→ **WRITTEN REQUEST**:
From the entries below, copy every line where the string "title" appears.
--- Begin LISTED ENTRIES ---
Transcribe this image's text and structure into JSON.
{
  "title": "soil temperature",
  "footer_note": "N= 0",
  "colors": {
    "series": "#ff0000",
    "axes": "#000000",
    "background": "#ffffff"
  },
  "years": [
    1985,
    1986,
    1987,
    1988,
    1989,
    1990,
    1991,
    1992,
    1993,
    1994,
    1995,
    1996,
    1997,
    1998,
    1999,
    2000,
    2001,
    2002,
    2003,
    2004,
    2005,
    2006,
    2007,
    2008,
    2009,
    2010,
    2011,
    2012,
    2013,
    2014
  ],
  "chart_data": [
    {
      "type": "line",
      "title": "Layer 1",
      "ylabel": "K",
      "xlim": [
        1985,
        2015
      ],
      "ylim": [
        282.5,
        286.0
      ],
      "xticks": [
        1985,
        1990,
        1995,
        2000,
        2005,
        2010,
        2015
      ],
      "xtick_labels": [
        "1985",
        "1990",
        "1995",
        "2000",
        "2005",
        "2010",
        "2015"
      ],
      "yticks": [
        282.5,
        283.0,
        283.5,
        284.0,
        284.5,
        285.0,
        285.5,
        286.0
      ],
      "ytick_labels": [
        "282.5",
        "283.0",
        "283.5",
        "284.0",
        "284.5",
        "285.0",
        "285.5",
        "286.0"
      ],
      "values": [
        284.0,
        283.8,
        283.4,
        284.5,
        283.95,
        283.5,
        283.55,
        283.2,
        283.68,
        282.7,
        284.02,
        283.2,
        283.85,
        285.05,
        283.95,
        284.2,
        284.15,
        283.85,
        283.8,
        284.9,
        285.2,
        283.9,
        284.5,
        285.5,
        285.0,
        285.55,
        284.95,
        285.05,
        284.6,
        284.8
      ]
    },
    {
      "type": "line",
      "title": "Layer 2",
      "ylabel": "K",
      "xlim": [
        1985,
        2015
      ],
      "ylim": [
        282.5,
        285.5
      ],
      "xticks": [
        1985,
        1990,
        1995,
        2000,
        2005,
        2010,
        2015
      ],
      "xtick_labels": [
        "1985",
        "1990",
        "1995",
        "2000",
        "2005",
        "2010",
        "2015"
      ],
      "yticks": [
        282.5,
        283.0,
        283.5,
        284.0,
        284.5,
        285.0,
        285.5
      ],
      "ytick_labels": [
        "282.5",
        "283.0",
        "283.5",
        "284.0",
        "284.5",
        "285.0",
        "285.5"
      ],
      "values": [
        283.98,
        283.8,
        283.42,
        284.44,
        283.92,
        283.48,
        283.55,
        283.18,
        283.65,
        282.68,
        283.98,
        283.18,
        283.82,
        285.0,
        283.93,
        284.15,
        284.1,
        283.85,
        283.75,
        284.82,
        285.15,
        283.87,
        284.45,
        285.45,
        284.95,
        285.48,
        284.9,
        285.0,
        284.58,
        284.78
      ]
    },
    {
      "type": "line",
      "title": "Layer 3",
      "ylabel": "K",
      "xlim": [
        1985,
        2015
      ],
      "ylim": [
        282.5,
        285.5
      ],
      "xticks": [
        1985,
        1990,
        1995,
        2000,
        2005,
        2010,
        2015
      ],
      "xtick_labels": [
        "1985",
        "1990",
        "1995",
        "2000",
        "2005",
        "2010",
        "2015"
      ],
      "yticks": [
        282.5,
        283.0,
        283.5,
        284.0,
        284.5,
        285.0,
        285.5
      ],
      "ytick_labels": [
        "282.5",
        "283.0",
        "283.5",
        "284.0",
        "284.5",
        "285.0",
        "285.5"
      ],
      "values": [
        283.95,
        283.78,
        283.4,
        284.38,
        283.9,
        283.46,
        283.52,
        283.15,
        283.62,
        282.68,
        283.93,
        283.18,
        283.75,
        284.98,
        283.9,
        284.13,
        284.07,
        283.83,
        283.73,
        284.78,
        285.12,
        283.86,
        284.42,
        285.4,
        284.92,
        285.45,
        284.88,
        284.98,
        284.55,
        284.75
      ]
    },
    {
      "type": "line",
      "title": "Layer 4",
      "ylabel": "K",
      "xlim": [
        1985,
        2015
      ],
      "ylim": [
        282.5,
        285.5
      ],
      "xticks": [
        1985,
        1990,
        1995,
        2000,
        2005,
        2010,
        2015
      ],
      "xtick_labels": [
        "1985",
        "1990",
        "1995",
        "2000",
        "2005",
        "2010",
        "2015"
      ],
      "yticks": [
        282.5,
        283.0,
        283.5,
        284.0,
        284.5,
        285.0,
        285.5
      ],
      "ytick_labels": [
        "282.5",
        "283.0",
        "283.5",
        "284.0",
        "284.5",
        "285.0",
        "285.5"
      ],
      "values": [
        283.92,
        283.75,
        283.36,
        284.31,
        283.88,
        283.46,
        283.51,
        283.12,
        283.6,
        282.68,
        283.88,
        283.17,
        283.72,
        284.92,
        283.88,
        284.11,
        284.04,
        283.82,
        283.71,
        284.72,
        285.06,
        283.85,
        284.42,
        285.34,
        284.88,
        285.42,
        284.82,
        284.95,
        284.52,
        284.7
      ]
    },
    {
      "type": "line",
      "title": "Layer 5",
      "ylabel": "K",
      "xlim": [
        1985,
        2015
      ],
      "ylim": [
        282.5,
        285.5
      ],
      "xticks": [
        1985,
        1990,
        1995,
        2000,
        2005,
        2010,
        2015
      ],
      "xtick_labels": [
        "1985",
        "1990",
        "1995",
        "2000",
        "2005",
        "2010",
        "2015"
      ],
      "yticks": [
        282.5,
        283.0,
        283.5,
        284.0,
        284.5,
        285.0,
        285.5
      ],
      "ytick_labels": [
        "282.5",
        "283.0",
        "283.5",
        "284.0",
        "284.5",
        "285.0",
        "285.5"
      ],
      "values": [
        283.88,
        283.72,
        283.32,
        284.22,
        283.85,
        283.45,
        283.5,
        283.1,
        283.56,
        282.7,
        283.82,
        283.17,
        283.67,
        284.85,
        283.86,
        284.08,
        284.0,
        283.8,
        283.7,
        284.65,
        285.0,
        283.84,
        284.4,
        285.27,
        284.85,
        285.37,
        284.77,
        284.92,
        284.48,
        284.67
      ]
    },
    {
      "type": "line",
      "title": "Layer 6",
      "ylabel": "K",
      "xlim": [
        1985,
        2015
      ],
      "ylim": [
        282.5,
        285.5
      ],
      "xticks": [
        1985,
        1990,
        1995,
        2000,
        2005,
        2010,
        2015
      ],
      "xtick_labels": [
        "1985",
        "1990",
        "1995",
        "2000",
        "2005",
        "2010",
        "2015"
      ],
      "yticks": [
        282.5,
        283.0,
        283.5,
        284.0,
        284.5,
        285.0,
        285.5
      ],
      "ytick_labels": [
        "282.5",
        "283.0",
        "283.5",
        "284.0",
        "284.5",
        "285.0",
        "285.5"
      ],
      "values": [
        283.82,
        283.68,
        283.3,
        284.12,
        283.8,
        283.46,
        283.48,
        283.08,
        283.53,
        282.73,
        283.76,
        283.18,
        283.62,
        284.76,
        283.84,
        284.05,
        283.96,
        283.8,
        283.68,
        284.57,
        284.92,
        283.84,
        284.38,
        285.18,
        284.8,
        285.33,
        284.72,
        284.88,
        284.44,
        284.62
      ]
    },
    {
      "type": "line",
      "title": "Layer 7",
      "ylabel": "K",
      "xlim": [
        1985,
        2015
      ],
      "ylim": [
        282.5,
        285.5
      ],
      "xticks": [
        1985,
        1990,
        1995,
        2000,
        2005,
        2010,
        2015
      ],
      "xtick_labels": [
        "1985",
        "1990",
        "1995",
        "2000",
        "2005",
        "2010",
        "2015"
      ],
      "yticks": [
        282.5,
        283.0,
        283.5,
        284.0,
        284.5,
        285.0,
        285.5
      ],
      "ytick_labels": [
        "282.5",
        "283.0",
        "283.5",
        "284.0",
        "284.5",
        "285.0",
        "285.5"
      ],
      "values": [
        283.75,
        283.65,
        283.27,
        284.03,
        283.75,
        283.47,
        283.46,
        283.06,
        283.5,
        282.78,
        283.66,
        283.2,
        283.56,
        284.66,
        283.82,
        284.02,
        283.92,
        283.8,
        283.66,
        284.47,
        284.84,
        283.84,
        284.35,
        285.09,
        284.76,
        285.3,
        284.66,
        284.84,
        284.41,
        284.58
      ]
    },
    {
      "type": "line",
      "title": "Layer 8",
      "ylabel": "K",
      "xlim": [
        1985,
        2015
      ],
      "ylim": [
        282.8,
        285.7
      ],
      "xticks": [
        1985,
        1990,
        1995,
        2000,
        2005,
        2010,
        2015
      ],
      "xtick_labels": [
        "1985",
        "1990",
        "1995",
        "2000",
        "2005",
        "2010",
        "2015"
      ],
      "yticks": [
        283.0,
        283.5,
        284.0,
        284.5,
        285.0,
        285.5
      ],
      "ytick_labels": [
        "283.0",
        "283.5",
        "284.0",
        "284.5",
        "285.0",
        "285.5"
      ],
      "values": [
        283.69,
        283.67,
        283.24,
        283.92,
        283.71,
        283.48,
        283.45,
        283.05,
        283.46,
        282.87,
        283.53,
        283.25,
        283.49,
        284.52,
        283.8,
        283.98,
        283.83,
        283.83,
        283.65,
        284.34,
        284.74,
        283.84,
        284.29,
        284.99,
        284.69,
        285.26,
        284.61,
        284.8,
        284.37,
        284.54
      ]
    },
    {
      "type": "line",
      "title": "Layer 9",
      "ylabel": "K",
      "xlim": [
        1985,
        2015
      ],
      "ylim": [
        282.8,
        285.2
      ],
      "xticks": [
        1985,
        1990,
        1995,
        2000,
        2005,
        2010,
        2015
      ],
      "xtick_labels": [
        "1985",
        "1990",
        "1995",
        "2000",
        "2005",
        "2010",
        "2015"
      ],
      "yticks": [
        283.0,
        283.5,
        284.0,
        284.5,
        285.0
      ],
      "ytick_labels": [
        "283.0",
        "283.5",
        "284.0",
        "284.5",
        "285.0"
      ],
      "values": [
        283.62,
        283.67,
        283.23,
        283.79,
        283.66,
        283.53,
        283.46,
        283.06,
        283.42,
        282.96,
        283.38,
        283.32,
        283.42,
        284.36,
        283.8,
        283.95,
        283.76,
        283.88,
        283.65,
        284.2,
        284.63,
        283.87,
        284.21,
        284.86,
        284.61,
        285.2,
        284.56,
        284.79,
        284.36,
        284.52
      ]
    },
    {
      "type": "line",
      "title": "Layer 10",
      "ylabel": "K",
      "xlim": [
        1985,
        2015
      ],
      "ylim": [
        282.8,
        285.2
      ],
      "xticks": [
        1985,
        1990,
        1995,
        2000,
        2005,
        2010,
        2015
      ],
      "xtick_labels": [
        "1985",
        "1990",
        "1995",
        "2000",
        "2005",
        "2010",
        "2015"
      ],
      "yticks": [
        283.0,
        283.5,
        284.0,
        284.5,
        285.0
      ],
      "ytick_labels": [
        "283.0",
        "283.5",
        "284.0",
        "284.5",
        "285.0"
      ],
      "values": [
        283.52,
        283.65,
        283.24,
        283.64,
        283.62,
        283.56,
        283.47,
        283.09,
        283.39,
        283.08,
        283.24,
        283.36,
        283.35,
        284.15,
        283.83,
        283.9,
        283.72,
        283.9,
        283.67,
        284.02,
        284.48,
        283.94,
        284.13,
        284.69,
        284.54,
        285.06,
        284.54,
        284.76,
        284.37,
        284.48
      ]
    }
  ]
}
--- End LISTED ENTRIES ---
→ **ANSWER FOR THIS EXERCISE**:
  "title": "soil temperature",
      "title": "Layer 1",
      "title": "Layer 2",
      "title": "Layer 3",
      "title": "Layer 4",
      "title": "Layer 5",
      "title": "Layer 6",
      "title": "Layer 7",
      "title": "Layer 8",
      "title": "Layer 9",
      "title": "Layer 10",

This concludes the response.